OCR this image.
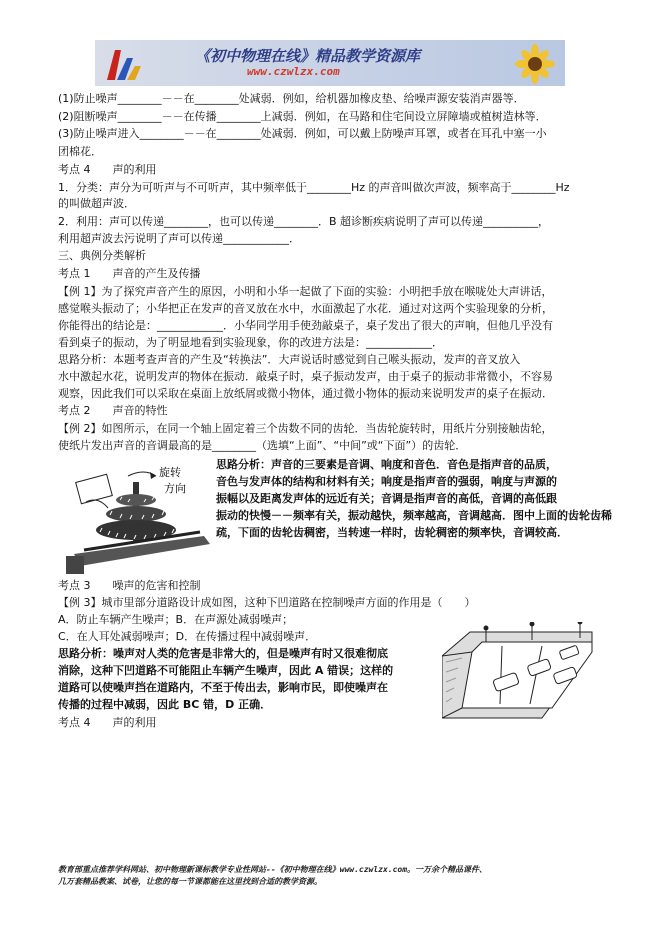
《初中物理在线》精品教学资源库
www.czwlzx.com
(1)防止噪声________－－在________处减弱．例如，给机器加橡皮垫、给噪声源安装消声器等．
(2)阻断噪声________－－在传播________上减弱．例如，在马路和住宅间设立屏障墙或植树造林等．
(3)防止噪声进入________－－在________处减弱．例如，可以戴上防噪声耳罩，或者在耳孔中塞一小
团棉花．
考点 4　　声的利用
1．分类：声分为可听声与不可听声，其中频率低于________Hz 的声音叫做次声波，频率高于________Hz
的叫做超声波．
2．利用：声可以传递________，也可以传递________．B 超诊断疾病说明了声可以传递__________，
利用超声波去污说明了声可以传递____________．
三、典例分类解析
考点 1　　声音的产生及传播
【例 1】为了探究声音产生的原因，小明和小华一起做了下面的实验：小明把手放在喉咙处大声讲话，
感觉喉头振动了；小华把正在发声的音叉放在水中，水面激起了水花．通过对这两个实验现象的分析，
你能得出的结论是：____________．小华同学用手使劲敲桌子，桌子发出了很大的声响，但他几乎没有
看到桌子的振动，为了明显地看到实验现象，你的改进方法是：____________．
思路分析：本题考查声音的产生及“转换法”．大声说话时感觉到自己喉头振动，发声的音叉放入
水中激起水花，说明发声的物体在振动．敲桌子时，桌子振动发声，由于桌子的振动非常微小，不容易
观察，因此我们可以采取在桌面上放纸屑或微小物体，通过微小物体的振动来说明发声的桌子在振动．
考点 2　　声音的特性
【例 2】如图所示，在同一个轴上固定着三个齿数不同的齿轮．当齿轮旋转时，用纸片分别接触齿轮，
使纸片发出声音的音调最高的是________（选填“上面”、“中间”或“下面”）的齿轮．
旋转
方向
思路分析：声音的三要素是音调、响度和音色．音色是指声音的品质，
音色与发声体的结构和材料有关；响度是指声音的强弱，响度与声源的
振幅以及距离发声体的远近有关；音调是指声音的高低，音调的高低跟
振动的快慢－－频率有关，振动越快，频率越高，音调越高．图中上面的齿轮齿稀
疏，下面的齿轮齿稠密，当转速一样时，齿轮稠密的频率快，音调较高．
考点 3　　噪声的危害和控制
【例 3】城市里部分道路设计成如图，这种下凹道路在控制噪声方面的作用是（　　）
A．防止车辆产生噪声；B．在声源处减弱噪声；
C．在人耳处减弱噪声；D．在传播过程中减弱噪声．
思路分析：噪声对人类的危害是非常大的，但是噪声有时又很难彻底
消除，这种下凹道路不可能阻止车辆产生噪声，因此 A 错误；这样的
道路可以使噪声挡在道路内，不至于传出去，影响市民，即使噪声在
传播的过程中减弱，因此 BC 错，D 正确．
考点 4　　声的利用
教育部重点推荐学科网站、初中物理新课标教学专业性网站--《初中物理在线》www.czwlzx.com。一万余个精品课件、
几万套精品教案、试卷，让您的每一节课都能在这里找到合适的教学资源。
- - - - -
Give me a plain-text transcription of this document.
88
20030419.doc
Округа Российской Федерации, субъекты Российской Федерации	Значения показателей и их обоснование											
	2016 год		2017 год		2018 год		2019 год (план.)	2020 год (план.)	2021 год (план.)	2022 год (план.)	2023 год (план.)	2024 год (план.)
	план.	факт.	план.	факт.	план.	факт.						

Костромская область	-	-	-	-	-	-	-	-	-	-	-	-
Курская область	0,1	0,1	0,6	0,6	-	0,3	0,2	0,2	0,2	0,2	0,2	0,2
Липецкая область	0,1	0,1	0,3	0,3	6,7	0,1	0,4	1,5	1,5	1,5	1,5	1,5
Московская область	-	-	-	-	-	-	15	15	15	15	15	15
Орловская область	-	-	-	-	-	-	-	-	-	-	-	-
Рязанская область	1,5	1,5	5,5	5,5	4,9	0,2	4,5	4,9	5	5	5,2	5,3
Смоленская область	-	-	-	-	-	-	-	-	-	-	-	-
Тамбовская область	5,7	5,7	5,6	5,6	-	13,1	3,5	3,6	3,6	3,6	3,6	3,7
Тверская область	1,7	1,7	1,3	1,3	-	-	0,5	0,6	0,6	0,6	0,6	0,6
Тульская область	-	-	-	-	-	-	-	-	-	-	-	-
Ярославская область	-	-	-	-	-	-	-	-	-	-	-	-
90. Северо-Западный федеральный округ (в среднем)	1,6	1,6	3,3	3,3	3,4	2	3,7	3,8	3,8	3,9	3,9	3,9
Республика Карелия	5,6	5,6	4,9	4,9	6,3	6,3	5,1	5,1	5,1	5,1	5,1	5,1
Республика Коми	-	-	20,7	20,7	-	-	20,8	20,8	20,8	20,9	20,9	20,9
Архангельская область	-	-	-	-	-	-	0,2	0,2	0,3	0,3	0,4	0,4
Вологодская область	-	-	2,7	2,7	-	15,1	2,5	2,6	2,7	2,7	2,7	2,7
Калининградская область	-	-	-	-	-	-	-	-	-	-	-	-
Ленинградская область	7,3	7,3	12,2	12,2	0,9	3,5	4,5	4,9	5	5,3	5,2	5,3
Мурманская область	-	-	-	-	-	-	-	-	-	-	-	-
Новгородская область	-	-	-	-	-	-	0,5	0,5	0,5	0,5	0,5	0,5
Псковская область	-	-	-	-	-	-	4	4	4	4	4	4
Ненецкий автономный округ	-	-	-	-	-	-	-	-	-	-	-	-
- - - - -
**WHAT IS BEING ASKED:**
Of the lines in the data above, how many contain the word "czwlzx"? Give only that figure.

**ANSWER TO THIS EXERCISE:**
2